Requirement - Tally how many lines include "JSON". The number is the whole answer.

--------------------------------------------------

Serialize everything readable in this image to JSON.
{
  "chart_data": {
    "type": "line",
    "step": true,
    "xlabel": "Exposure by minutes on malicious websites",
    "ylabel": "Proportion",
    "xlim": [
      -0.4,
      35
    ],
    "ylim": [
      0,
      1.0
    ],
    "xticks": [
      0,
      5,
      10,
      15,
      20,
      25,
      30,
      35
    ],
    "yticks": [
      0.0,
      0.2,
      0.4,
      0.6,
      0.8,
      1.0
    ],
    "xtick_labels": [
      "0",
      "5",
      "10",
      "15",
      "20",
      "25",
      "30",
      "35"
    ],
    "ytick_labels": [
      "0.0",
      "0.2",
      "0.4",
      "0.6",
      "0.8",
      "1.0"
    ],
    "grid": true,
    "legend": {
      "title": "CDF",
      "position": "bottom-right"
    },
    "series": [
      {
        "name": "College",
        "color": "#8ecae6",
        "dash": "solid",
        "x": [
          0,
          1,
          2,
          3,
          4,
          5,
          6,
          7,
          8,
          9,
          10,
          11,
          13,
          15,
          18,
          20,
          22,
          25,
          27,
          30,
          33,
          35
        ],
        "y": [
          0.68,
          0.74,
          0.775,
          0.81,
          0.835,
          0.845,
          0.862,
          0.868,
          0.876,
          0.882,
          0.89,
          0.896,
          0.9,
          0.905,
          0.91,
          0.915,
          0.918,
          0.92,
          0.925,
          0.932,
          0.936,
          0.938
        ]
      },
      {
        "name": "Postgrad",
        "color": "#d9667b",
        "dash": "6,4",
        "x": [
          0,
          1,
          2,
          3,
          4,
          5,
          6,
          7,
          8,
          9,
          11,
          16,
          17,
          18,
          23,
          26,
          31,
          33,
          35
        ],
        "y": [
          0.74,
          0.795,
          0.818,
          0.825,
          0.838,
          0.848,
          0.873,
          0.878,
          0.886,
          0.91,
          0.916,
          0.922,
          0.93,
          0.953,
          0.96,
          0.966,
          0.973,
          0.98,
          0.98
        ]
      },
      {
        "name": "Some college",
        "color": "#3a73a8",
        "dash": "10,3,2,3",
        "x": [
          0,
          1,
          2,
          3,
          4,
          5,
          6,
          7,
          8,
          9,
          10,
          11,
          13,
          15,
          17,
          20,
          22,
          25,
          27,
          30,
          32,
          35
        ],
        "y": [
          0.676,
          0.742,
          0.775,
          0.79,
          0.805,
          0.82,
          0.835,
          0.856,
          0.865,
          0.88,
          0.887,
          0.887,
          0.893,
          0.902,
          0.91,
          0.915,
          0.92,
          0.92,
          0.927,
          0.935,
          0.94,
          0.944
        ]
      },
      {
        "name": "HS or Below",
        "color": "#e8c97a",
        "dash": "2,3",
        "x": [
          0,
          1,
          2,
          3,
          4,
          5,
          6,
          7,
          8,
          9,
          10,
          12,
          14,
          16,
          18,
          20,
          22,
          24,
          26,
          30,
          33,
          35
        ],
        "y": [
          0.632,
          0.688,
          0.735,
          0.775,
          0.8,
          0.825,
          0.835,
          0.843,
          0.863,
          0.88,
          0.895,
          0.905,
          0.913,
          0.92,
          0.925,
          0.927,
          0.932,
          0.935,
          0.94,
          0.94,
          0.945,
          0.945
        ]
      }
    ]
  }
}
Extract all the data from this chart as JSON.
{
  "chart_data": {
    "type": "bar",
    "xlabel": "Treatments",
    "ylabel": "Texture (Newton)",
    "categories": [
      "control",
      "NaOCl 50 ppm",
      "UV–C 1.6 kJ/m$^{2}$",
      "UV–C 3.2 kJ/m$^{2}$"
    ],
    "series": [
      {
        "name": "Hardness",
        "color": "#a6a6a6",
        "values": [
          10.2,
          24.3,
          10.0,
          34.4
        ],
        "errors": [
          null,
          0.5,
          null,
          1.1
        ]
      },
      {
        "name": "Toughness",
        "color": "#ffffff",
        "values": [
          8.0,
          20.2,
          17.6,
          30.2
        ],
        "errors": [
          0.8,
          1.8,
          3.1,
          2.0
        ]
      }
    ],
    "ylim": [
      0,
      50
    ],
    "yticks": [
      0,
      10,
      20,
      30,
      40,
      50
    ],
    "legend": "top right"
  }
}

--------------------------------------------------

Problem solution - 2